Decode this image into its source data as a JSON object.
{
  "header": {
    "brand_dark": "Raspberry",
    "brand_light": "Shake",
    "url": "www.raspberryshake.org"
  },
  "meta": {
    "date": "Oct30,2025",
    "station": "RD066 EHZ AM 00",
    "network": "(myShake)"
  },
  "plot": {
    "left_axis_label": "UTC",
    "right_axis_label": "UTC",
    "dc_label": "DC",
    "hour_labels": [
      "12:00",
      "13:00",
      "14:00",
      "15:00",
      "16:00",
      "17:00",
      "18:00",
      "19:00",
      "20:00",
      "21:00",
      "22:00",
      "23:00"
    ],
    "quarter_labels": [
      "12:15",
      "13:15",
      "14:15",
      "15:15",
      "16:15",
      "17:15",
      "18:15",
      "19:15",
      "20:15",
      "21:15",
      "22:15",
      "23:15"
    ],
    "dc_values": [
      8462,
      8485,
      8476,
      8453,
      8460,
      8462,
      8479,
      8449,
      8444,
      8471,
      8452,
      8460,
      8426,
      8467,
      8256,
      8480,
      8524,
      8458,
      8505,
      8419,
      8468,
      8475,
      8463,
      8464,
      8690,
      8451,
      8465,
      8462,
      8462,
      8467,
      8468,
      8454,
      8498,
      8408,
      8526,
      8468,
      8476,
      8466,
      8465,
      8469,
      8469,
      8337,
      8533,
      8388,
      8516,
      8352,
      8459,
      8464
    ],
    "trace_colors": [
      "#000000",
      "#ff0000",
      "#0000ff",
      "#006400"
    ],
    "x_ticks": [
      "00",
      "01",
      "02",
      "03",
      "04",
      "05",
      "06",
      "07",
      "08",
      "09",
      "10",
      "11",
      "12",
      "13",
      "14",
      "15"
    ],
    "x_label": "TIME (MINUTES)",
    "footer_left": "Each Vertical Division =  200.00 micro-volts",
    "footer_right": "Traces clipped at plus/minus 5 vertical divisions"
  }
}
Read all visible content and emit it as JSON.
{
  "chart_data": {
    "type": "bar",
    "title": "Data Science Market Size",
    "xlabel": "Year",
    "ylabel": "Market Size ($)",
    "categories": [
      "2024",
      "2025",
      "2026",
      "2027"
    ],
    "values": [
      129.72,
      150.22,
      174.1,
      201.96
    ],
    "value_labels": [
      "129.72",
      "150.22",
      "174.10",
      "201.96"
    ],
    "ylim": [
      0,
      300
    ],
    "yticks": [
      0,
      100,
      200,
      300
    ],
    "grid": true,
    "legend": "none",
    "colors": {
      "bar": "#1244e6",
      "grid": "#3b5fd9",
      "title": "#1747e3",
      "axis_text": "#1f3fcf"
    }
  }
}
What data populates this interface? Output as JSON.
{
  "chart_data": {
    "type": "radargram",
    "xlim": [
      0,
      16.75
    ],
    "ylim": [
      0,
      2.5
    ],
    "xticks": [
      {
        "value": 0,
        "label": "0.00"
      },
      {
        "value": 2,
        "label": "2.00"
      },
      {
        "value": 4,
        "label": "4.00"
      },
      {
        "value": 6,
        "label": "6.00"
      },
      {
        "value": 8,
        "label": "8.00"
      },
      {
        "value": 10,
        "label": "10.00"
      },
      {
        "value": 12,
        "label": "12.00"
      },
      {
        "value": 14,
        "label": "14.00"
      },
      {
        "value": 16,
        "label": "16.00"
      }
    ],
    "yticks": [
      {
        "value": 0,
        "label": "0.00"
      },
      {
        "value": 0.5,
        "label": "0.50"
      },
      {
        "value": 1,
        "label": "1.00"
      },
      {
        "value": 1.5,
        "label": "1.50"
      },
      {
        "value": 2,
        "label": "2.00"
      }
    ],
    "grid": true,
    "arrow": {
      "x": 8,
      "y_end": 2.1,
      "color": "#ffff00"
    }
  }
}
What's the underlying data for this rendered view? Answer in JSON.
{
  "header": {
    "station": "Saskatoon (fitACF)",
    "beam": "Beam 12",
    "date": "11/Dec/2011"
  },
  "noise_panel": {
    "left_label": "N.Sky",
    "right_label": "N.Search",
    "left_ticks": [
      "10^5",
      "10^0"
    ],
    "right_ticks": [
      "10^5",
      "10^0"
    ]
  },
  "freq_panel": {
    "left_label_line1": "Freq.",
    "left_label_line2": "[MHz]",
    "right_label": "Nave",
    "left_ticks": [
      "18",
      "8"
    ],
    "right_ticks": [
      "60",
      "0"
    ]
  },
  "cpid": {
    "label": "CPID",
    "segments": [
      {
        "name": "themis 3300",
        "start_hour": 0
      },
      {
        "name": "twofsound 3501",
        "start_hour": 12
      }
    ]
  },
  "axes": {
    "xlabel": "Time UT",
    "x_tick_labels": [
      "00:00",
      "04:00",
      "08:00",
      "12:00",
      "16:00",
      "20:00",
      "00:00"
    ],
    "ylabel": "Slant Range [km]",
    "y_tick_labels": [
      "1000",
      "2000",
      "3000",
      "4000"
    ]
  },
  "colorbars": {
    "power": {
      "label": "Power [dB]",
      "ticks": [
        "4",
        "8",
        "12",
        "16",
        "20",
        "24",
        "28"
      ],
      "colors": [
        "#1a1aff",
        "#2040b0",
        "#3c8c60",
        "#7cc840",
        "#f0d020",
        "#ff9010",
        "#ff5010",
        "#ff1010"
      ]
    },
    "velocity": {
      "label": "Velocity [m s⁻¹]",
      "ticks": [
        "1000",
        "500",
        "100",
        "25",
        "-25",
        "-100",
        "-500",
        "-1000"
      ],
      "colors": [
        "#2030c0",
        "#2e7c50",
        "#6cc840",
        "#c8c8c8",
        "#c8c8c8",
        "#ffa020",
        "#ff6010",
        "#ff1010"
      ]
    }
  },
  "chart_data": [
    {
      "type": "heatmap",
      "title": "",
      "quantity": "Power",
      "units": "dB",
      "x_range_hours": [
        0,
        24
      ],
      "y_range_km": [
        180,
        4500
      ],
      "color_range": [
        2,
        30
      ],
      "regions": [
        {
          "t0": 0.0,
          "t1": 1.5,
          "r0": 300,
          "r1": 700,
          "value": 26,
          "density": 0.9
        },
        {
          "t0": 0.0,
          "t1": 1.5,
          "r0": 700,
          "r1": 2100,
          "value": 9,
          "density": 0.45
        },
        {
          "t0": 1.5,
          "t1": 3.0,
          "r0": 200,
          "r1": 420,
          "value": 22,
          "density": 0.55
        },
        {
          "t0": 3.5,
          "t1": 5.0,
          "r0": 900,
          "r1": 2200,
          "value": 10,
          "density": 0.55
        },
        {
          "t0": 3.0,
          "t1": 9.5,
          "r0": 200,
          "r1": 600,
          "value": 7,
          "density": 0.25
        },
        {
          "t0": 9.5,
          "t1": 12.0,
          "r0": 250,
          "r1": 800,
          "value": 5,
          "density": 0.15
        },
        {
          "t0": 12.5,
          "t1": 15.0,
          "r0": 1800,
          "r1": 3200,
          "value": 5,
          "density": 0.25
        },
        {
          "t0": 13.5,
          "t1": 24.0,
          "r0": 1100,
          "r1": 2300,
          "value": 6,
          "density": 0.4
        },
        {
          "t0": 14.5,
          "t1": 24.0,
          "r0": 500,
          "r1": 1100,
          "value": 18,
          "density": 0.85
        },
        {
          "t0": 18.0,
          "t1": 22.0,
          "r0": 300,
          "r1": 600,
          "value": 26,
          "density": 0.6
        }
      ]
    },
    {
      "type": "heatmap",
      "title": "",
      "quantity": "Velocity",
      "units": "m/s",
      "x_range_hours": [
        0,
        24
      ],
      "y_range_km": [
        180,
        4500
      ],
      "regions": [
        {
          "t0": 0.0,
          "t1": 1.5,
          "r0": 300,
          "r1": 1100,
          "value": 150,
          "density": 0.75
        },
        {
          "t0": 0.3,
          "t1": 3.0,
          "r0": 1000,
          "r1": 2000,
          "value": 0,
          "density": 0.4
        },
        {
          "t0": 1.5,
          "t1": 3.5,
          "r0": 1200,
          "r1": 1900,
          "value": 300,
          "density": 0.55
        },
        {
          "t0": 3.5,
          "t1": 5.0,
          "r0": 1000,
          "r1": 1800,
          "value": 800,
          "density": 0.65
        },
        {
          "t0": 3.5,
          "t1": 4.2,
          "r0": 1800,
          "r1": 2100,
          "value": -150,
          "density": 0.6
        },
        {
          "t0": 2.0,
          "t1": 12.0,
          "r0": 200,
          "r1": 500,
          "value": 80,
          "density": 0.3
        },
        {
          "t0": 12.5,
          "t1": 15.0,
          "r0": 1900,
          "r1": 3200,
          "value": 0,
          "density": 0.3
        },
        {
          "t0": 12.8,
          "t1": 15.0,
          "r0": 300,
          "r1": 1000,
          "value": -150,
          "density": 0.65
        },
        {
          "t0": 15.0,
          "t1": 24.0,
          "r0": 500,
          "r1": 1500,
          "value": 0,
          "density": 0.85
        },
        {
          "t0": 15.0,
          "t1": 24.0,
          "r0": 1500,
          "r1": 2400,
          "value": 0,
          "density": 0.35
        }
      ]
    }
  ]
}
—————
Aim:
Read the entries and show each line that mentions "Market".

The result:
    "title": "Data Science Market Size",
    "ylabel": "Market Size ($)",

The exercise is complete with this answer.